╭──

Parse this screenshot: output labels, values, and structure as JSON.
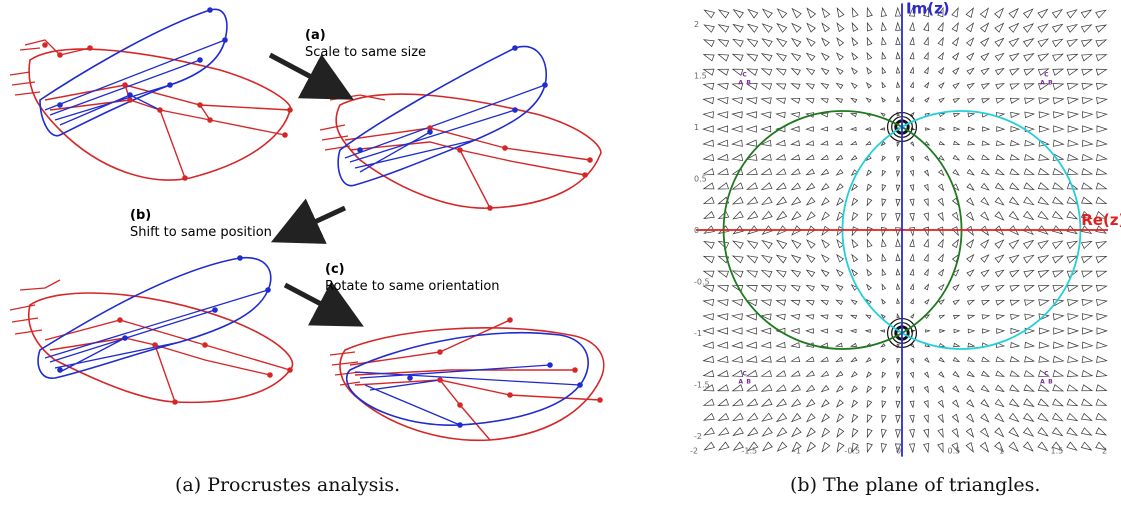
{
  "panel_a": {
    "caption": "(a)  Procrustes analysis.",
    "steps": [
      {
        "label": "(a)",
        "text": "Scale to same size"
      },
      {
        "label": "(b)",
        "text": "Shift to same position"
      },
      {
        "label": "(c)",
        "text": "Rotate to same orientation"
      }
    ],
    "colors": {
      "wing_red": "#d62728",
      "wing_blue": "#1f2ccf",
      "arrow": "#222222"
    }
  },
  "panel_b": {
    "caption": "(b)  The plane of triangles.",
    "axis_labels": {
      "x": "Re(z)",
      "y": "Im(z)"
    },
    "x_ticks": [
      "-2",
      "-1.5",
      "-1",
      "-0.5",
      "0",
      "0.5",
      "1",
      "1.5",
      "2"
    ],
    "y_ticks": [
      "2",
      "1.5",
      "1",
      "0.5",
      "0",
      "-0.5",
      "-1",
      "-1.5",
      "-2"
    ],
    "corner_marks": [
      "C",
      "A",
      "B"
    ],
    "colors": {
      "real_axis": "#e02020",
      "imag_axis": "#2a2ad0",
      "circle_left": "#1e7a1e",
      "circle_right": "#22d0d8",
      "triangles": "#333333",
      "ticks": "#666666",
      "corner_marks": "#7a2a9a"
    }
  }
}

╰──

# Task to complete
Excluding the pictures, restate the records above word for word.

# Written solution
Parse this screenshot: output labels, values, and structure as JSON.
{
  "panel_a": {
    "caption": "(a)  Procrustes analysis.",
    "steps": [
      {
        "label": "(a)",
        "text": "Scale to same size"
      },
      {
        "label": "(b)",
        "text": "Shift to same position"
      },
      {
        "label": "(c)",
        "text": "Rotate to same orientation"
      }
    ],
    "colors": {
      "wing_red": "#d62728",
      "wing_blue": "#1f2ccf",
      "arrow": "#222222"
    }
  },
  "panel_b": {
    "caption": "(b)  The plane of triangles.",
    "axis_labels": {
      "x": "Re(z)",
      "y": "Im(z)"
    },
    "x_ticks": [
      "-2",
      "-1.5",
      "-1",
      "-0.5",
      "0",
      "0.5",
      "1",
      "1.5",
      "2"
    ],
    "y_ticks": [
      "2",
      "1.5",
      "1",
      "0.5",
      "0",
      "-0.5",
      "-1",
      "-1.5",
      "-2"
    ],
    "corner_marks": [
      "C",
      "A",
      "B"
    ],
    "colors": {
      "real_axis": "#e02020",
      "imag_axis": "#2a2ad0",
      "circle_left": "#1e7a1e",
      "circle_right": "#22d0d8",
      "triangles": "#333333",
      "ticks": "#666666",
      "corner_marks": "#7a2a9a"
    }
  }
}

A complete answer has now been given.